Reno mayor angry at crisis center closure

“I am irate,” Reno Mayor Hillary Schieve told the Reno Gazette Journal. “I worked seven years on this project. This was something that we needed so desperately in the community. This was not an easy lift.”


Schieve worked with Nevada Govs. Steve Sisolak and Joe Lombardo, Washoe County Behavioral Health Administrator Julia Ratti, Nevada Health and Human Services Director Richard Whitley and Renown’s Steve Shell to make it happen.


Reno Mayor Hillary Schieve take part in a press conference highlighting new funding from HUD for the region at Reno City Hall on May 7, 2024. JASON BEAN
Reno Mayor Hillary Schieve take part in a press conference highlighting new funding from HUD for the region at Reno City Hall on May 7, 2024. JASON BEAN

Upon learning of the news the morning of April 11, she fired off a letter to Renown.

# Records provided
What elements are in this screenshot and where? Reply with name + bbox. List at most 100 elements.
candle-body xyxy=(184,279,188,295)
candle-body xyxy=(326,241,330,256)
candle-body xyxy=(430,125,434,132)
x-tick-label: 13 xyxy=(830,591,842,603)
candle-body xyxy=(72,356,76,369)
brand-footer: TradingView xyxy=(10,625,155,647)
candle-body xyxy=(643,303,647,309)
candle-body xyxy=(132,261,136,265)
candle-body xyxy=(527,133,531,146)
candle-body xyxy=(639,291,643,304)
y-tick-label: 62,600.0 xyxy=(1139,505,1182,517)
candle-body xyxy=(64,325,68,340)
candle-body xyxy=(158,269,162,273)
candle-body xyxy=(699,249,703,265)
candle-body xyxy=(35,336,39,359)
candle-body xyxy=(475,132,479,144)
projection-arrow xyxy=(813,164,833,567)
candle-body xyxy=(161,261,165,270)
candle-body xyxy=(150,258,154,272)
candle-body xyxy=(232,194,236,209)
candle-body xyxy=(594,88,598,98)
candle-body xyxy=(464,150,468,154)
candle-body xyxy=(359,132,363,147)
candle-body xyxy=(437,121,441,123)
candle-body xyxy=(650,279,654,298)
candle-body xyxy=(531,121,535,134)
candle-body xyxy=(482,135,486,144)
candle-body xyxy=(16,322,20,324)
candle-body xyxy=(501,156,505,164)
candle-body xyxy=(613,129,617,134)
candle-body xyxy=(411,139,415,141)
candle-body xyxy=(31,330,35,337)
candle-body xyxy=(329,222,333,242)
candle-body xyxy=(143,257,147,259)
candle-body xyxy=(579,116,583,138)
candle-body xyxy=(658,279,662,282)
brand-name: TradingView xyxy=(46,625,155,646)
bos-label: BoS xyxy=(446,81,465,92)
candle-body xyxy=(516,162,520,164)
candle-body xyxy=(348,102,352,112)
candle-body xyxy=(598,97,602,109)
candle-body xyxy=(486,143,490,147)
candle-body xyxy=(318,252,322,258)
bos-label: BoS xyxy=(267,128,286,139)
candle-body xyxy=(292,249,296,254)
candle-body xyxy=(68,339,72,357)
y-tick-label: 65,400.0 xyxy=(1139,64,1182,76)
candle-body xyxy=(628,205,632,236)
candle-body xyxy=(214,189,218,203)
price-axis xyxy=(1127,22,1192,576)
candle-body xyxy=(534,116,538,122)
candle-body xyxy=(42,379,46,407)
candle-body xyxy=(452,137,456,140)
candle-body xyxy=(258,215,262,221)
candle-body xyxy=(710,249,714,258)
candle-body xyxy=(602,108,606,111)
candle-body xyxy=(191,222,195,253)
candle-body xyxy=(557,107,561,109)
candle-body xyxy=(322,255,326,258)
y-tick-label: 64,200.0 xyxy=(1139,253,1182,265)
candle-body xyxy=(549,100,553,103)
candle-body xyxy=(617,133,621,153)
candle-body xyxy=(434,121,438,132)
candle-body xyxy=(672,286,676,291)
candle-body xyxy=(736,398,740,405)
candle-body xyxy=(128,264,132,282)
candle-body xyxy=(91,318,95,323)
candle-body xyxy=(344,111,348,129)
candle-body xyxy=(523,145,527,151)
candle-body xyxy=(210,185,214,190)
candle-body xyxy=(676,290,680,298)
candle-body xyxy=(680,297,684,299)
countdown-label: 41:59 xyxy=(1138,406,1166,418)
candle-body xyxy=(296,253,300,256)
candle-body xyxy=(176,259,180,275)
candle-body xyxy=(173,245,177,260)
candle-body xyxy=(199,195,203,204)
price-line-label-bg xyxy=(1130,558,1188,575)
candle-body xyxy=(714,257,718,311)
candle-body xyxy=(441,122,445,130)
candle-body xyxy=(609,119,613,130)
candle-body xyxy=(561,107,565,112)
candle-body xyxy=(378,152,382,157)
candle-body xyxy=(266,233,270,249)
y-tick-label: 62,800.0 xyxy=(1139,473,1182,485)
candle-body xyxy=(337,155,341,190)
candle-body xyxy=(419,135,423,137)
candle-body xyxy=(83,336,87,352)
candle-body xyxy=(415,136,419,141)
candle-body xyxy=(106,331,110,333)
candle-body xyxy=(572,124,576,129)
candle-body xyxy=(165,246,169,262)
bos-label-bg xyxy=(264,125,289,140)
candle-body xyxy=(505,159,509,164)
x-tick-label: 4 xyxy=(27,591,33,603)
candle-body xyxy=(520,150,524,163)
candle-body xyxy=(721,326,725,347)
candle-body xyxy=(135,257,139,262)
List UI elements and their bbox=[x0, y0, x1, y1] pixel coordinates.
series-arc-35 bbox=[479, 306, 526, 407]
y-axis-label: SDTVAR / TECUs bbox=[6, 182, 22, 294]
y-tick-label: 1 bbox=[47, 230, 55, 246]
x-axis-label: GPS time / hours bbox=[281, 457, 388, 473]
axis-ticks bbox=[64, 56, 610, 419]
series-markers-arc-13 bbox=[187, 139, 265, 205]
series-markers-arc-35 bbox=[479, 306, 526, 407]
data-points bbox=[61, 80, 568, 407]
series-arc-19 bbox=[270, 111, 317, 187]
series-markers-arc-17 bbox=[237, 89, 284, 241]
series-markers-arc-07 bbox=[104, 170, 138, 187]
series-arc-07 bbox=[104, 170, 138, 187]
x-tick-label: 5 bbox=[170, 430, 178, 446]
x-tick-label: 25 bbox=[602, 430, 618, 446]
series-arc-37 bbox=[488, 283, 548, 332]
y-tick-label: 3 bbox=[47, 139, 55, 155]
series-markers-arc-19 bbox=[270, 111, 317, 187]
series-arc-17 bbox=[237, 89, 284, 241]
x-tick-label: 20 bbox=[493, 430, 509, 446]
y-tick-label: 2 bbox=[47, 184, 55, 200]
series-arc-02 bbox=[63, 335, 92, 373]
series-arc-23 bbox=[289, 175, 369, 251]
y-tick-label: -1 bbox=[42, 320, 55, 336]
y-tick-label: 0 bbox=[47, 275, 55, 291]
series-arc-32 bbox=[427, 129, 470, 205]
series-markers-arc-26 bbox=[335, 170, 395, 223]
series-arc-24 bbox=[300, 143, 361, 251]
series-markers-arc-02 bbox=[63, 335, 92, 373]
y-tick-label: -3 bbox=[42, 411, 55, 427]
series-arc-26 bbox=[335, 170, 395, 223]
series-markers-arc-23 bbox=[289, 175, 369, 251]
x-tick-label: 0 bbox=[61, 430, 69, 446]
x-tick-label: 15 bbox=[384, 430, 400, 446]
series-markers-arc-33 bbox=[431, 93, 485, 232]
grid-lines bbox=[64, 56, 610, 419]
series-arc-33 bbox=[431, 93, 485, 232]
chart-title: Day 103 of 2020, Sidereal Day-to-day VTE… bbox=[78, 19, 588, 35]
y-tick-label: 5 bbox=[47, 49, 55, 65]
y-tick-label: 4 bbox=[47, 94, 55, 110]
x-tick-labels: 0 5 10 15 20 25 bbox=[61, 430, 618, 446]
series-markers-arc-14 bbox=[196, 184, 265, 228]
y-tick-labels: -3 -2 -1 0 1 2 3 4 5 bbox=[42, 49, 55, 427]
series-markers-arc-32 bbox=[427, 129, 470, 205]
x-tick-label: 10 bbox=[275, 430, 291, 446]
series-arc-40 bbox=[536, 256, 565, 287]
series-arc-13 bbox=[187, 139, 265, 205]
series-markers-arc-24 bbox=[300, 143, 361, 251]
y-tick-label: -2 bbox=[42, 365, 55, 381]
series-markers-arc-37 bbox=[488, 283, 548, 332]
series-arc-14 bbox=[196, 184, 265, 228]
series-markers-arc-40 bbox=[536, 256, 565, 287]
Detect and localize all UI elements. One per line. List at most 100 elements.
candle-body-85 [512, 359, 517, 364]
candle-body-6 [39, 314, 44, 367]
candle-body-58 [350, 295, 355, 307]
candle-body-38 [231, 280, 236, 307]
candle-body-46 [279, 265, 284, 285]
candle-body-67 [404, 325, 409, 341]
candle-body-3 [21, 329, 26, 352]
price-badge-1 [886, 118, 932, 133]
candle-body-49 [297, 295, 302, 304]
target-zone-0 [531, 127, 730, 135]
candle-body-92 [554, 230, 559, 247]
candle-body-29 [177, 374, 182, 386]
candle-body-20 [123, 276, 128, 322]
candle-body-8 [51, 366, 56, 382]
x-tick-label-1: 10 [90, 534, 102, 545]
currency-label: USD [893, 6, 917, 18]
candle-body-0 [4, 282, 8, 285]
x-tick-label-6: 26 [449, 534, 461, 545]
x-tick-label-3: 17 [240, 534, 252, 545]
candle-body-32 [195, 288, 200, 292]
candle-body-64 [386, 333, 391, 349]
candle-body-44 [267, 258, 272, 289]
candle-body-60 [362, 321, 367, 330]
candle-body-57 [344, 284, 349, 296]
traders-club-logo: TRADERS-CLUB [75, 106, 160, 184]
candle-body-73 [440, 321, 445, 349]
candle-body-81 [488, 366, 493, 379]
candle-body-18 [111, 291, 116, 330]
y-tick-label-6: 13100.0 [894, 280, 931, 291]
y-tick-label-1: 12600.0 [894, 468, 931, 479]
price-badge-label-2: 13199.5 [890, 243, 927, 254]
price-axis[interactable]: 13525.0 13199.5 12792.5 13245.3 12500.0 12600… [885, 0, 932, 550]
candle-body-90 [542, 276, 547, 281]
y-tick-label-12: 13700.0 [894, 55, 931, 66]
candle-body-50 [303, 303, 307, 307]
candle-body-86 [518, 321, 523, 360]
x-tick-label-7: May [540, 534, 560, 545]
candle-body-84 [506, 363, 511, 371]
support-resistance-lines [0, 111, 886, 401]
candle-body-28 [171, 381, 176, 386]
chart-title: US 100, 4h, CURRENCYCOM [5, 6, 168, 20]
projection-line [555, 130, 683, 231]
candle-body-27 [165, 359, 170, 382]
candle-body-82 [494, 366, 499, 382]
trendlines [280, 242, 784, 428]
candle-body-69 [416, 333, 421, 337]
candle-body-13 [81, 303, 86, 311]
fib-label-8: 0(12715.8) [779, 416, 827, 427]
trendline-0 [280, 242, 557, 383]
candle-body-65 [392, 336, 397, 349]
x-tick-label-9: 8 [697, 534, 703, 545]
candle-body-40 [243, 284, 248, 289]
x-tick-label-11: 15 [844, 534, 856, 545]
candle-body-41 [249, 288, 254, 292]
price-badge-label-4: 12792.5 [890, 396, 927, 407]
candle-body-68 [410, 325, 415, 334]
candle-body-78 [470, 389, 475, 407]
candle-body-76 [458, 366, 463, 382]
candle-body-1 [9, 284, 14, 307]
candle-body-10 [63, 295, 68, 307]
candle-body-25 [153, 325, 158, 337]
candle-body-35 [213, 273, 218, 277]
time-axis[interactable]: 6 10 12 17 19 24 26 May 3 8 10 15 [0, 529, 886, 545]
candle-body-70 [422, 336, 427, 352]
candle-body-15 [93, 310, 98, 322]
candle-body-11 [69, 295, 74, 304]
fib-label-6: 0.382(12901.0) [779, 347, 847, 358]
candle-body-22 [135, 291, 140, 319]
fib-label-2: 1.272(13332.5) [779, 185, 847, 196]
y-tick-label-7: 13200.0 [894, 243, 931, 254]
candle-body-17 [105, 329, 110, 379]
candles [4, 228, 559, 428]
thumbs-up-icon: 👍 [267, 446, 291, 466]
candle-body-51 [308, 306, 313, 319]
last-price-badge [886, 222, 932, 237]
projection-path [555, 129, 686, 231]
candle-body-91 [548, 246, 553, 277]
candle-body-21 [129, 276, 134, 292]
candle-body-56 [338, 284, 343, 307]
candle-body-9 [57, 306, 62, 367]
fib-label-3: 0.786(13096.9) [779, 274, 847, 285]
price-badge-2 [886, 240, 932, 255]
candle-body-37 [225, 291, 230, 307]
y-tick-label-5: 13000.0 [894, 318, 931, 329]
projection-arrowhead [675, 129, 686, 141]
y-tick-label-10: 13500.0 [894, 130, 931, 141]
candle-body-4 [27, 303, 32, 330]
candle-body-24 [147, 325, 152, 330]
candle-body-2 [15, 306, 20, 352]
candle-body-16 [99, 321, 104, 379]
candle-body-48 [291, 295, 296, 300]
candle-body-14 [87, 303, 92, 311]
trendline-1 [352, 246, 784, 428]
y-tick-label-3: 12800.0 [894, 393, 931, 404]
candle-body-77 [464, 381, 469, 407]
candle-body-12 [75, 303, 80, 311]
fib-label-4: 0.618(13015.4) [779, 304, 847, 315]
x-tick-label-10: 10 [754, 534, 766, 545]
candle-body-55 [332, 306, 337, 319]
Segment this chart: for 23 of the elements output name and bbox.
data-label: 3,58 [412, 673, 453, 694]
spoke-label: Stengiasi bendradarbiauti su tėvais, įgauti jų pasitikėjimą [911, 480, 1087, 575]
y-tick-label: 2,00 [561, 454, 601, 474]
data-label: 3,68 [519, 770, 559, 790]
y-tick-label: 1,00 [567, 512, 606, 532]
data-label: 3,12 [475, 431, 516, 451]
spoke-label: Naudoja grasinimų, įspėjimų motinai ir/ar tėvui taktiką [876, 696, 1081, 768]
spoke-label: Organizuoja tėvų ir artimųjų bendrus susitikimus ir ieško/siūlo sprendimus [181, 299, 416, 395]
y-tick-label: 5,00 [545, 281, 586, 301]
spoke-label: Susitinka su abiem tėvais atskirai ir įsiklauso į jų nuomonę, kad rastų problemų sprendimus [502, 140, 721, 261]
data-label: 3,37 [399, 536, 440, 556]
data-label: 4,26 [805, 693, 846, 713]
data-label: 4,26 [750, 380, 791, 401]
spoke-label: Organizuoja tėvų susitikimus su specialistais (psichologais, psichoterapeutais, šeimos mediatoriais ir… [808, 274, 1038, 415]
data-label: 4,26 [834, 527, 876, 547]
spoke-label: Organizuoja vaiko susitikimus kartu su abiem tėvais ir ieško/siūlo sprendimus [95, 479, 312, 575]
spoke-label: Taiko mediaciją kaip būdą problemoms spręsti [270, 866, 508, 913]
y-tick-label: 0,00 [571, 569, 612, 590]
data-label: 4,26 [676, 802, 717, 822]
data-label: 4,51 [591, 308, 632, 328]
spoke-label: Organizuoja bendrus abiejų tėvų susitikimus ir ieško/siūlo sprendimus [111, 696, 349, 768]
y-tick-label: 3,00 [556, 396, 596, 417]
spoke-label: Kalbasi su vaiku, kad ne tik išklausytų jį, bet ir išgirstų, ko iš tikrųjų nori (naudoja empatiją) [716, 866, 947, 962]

# Exercise details
Reproduce the part of the Reno mayor article between "Reno mayor angry" and "letter to Renown.", inclusive, word for word.

# Response below
Reno mayor angry at crisis center closure

“I am irate,” Reno Mayor Hillary Schieve told the Reno Gazette Journal. “I worked seven years on this project. This was something that we needed so desperately in the community. This was not an easy lift.”


Schieve worked with Nevada Govs. Steve Sisolak and Joe Lombardo, Washoe County Behavioral Health Administrator Julia Ratti, Nevada Health and Human Services Director Richard Whitley and Renown’s Steve Shell to make it happen.


Reno Mayor Hillary Schieve take part in a press conference highlighting new funding from HUD for the region at Reno City Hall on May 7, 2024. JASON BEAN
Reno Mayor Hillary Schieve take part in a press conference highlighting new funding from HUD for the region at Reno City Hall on May 7, 2024. JASON BEAN

Upon learning of the news the morning of April 11, she fired off a letter to Renown.